Problem requirements> Identify the lines that contain the word "islands" and copy each one.

---------- Exercise inputs

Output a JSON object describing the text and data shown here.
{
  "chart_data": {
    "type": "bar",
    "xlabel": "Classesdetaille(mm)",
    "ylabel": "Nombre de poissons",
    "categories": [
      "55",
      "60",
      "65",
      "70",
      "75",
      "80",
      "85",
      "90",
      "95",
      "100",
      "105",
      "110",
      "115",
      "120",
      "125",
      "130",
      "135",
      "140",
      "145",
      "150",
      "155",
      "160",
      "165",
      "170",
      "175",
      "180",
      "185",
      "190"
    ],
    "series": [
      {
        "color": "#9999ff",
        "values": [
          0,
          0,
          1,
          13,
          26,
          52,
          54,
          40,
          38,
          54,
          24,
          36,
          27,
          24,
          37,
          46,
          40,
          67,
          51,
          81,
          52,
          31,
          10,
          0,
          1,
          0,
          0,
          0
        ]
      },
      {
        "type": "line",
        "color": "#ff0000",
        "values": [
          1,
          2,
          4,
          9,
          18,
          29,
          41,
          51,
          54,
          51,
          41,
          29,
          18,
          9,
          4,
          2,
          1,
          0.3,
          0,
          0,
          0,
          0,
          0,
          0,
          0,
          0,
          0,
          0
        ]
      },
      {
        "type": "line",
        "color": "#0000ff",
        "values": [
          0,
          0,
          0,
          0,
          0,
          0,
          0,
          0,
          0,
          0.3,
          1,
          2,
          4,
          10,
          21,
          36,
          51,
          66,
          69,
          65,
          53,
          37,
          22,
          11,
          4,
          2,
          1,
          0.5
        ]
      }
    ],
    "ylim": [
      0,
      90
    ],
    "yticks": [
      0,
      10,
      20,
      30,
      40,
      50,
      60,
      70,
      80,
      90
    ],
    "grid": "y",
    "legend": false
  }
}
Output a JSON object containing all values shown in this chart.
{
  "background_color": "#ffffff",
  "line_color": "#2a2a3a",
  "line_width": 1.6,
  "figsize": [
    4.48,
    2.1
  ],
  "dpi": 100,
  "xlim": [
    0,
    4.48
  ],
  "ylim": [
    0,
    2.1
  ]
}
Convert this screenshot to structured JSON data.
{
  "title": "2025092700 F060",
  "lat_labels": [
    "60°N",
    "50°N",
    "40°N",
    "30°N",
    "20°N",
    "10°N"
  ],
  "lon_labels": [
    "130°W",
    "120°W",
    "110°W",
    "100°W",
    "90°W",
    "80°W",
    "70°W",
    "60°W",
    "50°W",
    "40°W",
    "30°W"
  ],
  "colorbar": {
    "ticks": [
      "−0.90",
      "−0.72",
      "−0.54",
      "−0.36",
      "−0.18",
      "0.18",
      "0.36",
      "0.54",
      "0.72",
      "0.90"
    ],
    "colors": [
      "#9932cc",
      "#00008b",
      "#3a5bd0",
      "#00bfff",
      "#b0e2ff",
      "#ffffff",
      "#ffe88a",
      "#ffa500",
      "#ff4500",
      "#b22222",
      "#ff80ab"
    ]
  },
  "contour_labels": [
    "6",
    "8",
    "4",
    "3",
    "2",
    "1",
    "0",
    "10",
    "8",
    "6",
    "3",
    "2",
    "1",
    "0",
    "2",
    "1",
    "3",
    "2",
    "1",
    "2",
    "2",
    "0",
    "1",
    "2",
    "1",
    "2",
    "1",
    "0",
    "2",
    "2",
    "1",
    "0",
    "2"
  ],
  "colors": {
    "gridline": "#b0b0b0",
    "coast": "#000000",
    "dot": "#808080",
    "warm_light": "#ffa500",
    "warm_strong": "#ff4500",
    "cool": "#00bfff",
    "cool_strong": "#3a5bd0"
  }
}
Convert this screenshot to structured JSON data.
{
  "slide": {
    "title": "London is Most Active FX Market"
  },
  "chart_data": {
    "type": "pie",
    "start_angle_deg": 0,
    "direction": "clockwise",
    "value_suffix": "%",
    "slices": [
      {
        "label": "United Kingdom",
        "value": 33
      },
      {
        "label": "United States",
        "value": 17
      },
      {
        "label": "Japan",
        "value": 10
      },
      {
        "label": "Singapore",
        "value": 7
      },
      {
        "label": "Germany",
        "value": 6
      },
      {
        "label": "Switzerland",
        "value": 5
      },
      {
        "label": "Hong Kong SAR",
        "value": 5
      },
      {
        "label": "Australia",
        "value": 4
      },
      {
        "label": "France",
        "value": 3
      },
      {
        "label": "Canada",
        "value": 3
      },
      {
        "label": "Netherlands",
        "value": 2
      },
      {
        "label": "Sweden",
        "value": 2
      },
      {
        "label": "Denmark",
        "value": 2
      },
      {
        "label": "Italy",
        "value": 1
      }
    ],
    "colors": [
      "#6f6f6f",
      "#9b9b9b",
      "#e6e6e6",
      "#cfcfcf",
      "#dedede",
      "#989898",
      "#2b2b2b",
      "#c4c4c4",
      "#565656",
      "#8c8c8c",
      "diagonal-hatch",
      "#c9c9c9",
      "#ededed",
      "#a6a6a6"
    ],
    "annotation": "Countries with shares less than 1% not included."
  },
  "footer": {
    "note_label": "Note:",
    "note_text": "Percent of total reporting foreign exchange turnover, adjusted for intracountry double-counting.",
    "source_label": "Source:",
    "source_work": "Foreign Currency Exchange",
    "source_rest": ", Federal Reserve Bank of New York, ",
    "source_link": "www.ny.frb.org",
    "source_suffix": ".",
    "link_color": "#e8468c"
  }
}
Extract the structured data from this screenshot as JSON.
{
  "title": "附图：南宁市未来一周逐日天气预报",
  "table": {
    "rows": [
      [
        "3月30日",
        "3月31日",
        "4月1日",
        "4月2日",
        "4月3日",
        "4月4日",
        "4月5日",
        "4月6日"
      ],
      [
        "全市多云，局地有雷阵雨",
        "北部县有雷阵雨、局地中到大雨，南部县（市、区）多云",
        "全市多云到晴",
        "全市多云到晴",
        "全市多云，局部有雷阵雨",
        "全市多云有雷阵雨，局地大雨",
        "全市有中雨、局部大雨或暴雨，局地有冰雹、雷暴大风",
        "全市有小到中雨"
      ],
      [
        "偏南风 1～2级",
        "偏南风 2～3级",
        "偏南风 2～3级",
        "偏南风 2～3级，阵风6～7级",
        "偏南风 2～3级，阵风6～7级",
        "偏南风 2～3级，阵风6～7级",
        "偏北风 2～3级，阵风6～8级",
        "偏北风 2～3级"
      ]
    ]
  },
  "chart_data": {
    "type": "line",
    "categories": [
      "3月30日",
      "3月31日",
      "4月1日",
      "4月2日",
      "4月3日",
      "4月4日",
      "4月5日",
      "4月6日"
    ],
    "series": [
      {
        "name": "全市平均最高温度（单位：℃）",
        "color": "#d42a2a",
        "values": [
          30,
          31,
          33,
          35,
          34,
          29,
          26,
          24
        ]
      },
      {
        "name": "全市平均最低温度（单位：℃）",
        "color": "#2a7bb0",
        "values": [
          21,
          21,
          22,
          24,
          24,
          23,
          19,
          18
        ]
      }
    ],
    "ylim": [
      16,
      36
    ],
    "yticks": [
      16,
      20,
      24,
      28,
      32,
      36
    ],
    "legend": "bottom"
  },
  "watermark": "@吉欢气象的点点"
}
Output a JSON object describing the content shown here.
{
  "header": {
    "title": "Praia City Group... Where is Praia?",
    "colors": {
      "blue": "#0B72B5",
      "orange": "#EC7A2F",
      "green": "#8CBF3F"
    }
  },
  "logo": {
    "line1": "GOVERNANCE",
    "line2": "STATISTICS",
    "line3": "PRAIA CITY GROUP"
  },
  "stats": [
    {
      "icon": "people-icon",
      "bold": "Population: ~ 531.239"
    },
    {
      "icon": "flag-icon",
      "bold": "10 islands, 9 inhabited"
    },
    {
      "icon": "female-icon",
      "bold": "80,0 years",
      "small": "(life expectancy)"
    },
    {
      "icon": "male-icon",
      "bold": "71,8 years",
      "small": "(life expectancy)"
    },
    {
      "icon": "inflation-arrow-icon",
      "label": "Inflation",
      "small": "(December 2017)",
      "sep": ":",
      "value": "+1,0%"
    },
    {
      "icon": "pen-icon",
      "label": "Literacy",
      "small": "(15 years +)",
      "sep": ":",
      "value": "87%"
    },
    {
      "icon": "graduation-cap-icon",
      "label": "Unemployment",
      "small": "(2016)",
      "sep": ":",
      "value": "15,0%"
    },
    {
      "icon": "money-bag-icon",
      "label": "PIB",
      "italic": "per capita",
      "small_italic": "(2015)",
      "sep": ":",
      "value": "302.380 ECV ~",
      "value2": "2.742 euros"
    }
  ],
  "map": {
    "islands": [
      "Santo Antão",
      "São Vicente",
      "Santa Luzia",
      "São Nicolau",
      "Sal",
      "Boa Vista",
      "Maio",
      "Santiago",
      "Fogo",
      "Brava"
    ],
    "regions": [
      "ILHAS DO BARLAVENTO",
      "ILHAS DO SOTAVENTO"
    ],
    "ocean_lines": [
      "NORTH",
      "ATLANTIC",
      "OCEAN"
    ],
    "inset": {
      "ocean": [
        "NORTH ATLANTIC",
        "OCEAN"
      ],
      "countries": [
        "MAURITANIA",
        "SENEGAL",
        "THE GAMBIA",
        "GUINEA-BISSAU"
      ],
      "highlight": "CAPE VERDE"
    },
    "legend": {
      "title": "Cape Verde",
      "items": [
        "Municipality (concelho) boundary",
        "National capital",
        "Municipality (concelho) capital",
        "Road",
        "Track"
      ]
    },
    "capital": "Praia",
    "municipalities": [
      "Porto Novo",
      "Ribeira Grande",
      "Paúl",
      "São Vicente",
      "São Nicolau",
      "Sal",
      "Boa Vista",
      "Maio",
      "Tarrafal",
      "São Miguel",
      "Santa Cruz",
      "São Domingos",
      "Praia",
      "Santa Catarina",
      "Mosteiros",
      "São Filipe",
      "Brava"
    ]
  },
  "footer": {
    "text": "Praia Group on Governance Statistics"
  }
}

--------------------

Answer to the problem>
      "bold": "10 islands, 9 inhabited"
    "islands": [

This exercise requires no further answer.